* [SET PROBLEM]: Copy all lines below containing "характеристика".

* [RECORDS TO USE]:
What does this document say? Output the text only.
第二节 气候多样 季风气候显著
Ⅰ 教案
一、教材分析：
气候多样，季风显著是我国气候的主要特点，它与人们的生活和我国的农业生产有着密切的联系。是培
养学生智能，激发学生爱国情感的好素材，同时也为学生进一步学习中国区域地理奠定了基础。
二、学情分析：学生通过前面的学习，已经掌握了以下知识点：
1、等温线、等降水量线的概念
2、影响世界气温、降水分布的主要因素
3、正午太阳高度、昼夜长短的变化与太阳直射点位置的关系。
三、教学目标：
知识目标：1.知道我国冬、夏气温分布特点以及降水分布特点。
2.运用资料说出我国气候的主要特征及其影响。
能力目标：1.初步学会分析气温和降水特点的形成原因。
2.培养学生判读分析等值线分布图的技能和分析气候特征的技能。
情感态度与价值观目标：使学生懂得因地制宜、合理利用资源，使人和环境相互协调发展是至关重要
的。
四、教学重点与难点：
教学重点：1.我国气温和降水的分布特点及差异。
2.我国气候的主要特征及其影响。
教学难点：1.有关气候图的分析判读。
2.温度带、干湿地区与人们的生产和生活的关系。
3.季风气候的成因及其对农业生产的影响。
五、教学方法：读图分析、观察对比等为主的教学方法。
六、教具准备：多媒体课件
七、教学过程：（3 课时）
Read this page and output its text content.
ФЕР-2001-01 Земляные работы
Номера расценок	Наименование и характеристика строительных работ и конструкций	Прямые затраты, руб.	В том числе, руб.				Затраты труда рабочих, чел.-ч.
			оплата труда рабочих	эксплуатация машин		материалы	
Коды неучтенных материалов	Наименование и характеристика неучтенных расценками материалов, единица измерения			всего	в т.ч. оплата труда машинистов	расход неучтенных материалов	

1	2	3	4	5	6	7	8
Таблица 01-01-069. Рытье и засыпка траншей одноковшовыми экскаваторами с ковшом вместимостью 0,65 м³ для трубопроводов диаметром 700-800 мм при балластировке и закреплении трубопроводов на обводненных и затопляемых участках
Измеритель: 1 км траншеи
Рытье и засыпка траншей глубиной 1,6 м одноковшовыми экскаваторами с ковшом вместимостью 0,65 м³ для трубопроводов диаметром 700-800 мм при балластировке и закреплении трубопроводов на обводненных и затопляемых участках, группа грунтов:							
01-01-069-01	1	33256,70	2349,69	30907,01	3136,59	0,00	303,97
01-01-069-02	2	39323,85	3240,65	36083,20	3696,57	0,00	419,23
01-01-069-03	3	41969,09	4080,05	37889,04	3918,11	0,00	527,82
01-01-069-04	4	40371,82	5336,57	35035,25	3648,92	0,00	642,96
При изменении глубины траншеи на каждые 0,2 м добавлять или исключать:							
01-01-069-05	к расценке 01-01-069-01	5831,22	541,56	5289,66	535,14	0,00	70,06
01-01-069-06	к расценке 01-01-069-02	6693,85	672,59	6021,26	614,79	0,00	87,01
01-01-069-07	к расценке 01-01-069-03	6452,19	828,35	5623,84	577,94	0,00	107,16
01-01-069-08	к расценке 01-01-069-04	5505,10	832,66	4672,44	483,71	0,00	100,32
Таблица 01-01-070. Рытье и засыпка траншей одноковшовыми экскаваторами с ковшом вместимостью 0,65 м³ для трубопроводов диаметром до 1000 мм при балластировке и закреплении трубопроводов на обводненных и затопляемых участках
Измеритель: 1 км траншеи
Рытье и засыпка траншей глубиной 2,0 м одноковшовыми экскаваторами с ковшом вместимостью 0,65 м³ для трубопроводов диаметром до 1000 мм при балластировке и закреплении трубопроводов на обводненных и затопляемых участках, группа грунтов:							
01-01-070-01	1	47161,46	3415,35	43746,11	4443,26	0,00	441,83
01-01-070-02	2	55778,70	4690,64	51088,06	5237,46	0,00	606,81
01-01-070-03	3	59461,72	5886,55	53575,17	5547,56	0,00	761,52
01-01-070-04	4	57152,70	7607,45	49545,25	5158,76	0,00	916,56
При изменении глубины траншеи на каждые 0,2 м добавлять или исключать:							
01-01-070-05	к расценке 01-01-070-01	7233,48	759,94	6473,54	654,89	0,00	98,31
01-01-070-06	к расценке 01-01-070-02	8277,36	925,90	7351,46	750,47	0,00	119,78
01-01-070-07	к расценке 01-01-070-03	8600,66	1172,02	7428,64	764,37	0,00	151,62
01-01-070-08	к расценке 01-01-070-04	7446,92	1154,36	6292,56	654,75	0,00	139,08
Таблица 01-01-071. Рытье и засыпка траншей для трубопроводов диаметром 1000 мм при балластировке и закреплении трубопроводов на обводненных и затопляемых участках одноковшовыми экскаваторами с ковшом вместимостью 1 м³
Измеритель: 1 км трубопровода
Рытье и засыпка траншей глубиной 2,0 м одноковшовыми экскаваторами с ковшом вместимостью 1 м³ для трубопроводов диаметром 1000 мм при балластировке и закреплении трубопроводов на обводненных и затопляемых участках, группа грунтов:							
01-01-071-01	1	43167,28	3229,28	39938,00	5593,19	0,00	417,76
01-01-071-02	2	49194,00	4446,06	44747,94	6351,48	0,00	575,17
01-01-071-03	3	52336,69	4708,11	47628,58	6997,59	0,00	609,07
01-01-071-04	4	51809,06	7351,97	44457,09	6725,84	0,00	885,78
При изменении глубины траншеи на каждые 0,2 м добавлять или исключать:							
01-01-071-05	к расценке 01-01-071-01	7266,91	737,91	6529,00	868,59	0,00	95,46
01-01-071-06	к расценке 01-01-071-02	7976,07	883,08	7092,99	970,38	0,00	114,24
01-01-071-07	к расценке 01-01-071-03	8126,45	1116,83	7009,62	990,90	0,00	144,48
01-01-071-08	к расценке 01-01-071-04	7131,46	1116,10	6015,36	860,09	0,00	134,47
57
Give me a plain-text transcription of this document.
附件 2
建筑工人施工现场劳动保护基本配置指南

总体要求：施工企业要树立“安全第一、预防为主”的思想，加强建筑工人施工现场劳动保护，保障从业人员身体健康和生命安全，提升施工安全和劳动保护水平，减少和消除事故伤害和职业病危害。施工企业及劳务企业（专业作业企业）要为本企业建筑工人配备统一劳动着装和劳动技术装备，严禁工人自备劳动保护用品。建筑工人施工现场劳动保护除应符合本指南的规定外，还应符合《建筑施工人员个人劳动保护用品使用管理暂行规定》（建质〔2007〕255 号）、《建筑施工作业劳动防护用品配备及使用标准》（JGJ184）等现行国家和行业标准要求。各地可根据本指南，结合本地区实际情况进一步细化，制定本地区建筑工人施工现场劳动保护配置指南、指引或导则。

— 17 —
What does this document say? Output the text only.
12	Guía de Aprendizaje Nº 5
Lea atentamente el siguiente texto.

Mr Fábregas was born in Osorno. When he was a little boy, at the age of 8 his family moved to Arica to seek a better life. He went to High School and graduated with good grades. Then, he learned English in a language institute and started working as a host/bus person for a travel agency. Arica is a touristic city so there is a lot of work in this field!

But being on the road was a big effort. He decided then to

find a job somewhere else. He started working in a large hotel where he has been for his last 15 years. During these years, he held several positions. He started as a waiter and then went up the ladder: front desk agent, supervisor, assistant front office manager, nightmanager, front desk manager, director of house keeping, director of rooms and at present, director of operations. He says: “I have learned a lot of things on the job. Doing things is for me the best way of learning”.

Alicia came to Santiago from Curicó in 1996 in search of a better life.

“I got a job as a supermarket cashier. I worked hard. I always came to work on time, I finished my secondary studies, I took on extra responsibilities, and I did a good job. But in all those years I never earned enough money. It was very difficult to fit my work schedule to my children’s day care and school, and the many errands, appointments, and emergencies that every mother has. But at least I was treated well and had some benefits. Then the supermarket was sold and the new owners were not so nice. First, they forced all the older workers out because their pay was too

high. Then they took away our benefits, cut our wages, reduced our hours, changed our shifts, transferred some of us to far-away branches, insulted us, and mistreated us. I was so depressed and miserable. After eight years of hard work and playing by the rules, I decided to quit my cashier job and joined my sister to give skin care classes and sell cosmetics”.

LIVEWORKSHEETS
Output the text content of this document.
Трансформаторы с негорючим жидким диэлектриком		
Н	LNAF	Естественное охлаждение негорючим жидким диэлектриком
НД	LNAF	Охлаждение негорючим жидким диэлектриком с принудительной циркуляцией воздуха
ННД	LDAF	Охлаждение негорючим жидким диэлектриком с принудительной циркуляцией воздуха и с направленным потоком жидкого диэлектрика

* [THE ANSWER]:
Номера расценок	Наименование и характеристика строительных работ и конструкций	Прямые затраты, руб.	В том числе, руб.				Затраты труда рабочих, чел.-ч.
Коды неучтенных материалов	Наименование и характеристика неучтенных расценками материалов, единица измерения			всего	в т.ч. оплата труда машинистов	расход неучтенных материалов	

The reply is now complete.